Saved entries
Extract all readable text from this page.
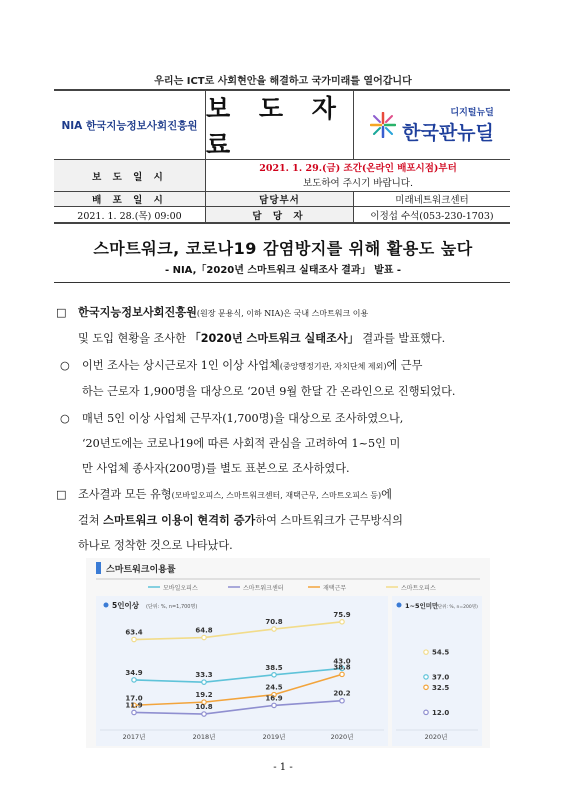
우리는 ICT로 사회현안을 해결하고 국가미래를 열어갑니다
NIA 한국지능정보사회진흥원
보 도 자 료
디지털뉴딜
한국판뉴딜
보 도 일 시
2021. 1. 29.(금) 조간(온라인 배포시점)부터
보도하여 주시기 바랍니다.
배 포 일 시	담당부서	미래네트워크센터
2021. 1. 28.(목) 09:00	담 당 자	이정섭 수석(053-230-1703)
스마트워크, 코로나19 감염방지를 위해 활용도 높다
- NIA,「2020년 스마트워크 실태조사 결과」 발표 -
□ 한국지능정보사회진흥원(원장 문용식, 이하 NIA)은 국내 스마트워크 이용
및 도입 현황을 조사한 「2020년 스마트워크 실태조사」 결과를 발표했다.
○ 이번 조사는 상시근로자 1인 이상 사업체(중앙행정기관, 자치단체 제외)에 근무
하는 근로자 1,900명을 대상으로 ‘20년 9월 한달 간 온라인으로 진행되었다.
○ 매년 5인 이상 사업체 근무자(1,700명)을 대상으로 조사하였으나,
‘20년도에는 코로나19에 따른 사회적 관심을 고려하여 1~5인 미
만 사업체 종사자(200명)를 별도 표본으로 조사하였다.
□ 조사결과 모든 유형(모바일오피스, 스마트워크센터, 재택근무, 스마트오피스 등)에
걸쳐 스마트워크 이용이 현격히 증가하여 스마트워크가 근무방식의
하나로 정착한 것으로 나타났다.
스마트워크이용률
모바일오피스	스마트워크센터	재택근무	스마트오피스
5인이상 (단위: %, n=1,700명)	1~5인미만
(단위: %, n=200명)
2017년	2018년	2019년	2020년	2020년
63.4	64.8
70.8
75.9
34.9	33.3
38.5
43.0
17.0	19.2
24.5
38.8
11.9	10.8
16.9
20.2
54.5
37.0
32.5
12.0
- 1 -
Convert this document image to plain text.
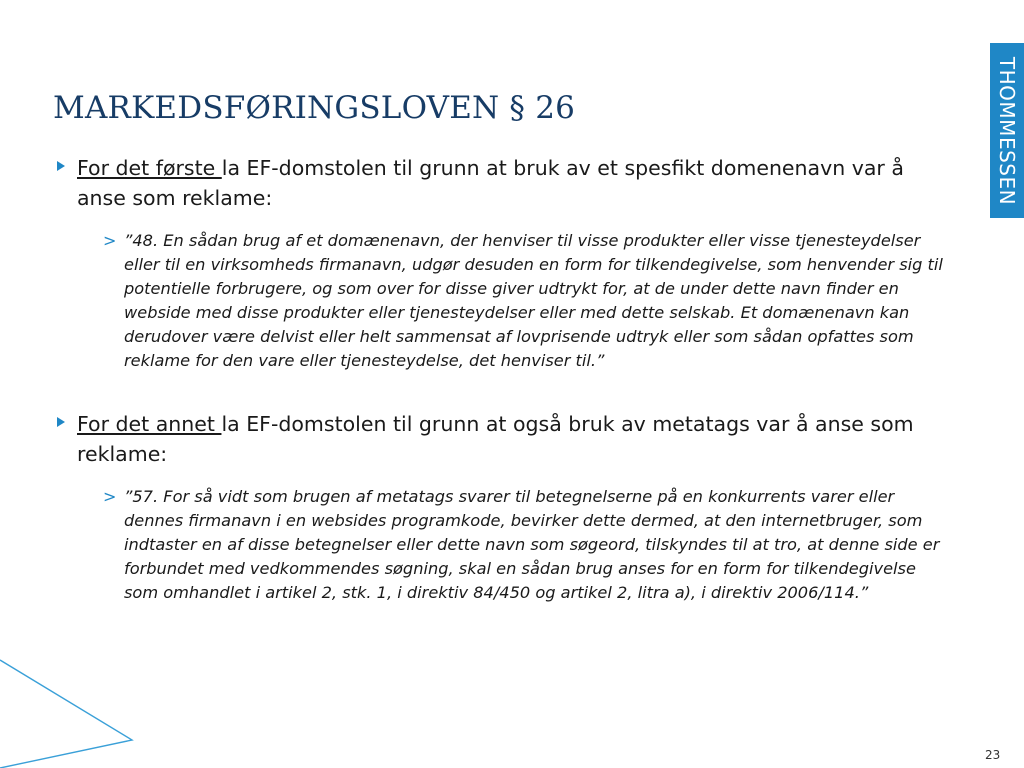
THOMMESSEN
MARKEDSFØRINGSLOVEN § 26
For det første la EF-domstolen til grunn at bruk av et spesfikt domenenavn var å anse som reklame:
> ”48. En sådan brug af et domænenavn, der henviser til visse produkter eller visse tjenesteydelser eller til en virksomheds firmanavn, udgør desuden en form for tilkendegivelse, som henvender sig til potentielle forbrugere, og som over for disse giver udtrykt for, at de under dette navn finder en webside med disse produkter eller tjenesteydelser eller med dette selskab. Et domænenavn kan derudover være delvist eller helt sammensat af lovprisende udtryk eller som sådan opfattes som reklame for den vare eller tjenesteydelse, det henviser til.”
For det annet la EF-domstolen til grunn at også bruk av metatags var å anse som reklame:
> ”57. For så vidt som brugen af metatags svarer til betegnelserne på en konkurrents varer eller dennes firmanavn i en websides programkode, bevirker dette dermed, at den internetbruger, som indtaster en af disse betegnelser eller dette navn som søgeord, tilskyndes til at tro, at denne side er forbundet med vedkommendes søgning, skal en sådan brug anses for en form for tilkendegivelse som omhandlet i artikel 2, stk. 1, i direktiv 84/450 og artikel 2, litra a), i direktiv 2006/114.”
23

● Aim
Omit the pictures and restate the rest of the records verbatim.

● Exercise output
Extract all readable text from this page.
우리는 ICT로 사회현안을 해결하고 국가미래를 열어갑니다
NIA 한국지능정보사회진흥원
보 도 자 료
디지털뉴딜
한국판뉴딜
보 도 일 시
2021. 1. 29.(금) 조간(온라인 배포시점)부터
보도하여 주시기 바랍니다.
배 포 일 시	담당부서	미래네트워크센터
2021. 1. 28.(목) 09:00	담 당 자	이정섭 수석(053-230-1703)
스마트워크, 코로나19 감염방지를 위해 활용도 높다
- NIA,「2020년 스마트워크 실태조사 결과」 발표 -
□ 한국지능정보사회진흥원(원장 문용식, 이하 NIA)은 국내 스마트워크 이용
및 도입 현황을 조사한 「2020년 스마트워크 실태조사」 결과를 발표했다.
○ 이번 조사는 상시근로자 1인 이상 사업체(중앙행정기관, 자치단체 제외)에 근무
하는 근로자 1,900명을 대상으로 ‘20년 9월 한달 간 온라인으로 진행되었다.
○ 매년 5인 이상 사업체 근무자(1,700명)을 대상으로 조사하였으나,
‘20년도에는 코로나19에 따른 사회적 관심을 고려하여 1~5인 미
만 사업체 종사자(200명)를 별도 표본으로 조사하였다.
□ 조사결과 모든 유형(모바일오피스, 스마트워크센터, 재택근무, 스마트오피스 등)에
걸쳐 스마트워크 이용이 현격히 증가하여 스마트워크가 근무방식의
하나로 정착한 것으로 나타났다.
스마트워크이용률
모바일오피스	스마트워크센터	재택근무	스마트오피스
5인이상 (단위: %, n=1,700명)	1~5인미만
(단위: %, n=200명)
2017년	2018년	2019년	2020년	2020년
63.4	64.8
70.8
75.9
34.9	33.3
38.5
43.0
17.0	19.2
24.5
38.8
11.9	10.8
16.9
20.2
54.5
37.0
32.5
12.0
- 1 -
Convert this document image to plain text.
THOMMESSEN
MARKEDSFØRINGSLOVEN § 26
For det første la EF-domstolen til grunn at bruk av et spesfikt domenenavn var å anse som reklame:
> ”48. En sådan brug af et domænenavn, der henviser til visse produkter eller visse tjenesteydelser eller til en virksomheds firmanavn, udgør desuden en form for tilkendegivelse, som henvender sig til potentielle forbrugere, og som over for disse giver udtrykt for, at de under dette navn finder en webside med disse produkter eller tjenesteydelser eller med dette selskab. Et domænenavn kan derudover være delvist eller helt sammensat af lovprisende udtryk eller som sådan opfattes som reklame for den vare eller tjenesteydelse, det henviser til.”
For det annet la EF-domstolen til grunn at også bruk av metatags var å anse som reklame:
> ”57. For så vidt som brugen af metatags svarer til betegnelserne på en konkurrents varer eller dennes firmanavn i en websides programkode, bevirker dette dermed, at den internetbruger, som indtaster en af disse betegnelser eller dette navn som søgeord, tilskyndes til at tro, at denne side er forbundet med vedkommendes søgning, skal en sådan brug anses for en form for tilkendegivelse som omhandlet i artikel 2, stk. 1, i direktiv 84/450 og artikel 2, litra a), i direktiv 2006/114.”
23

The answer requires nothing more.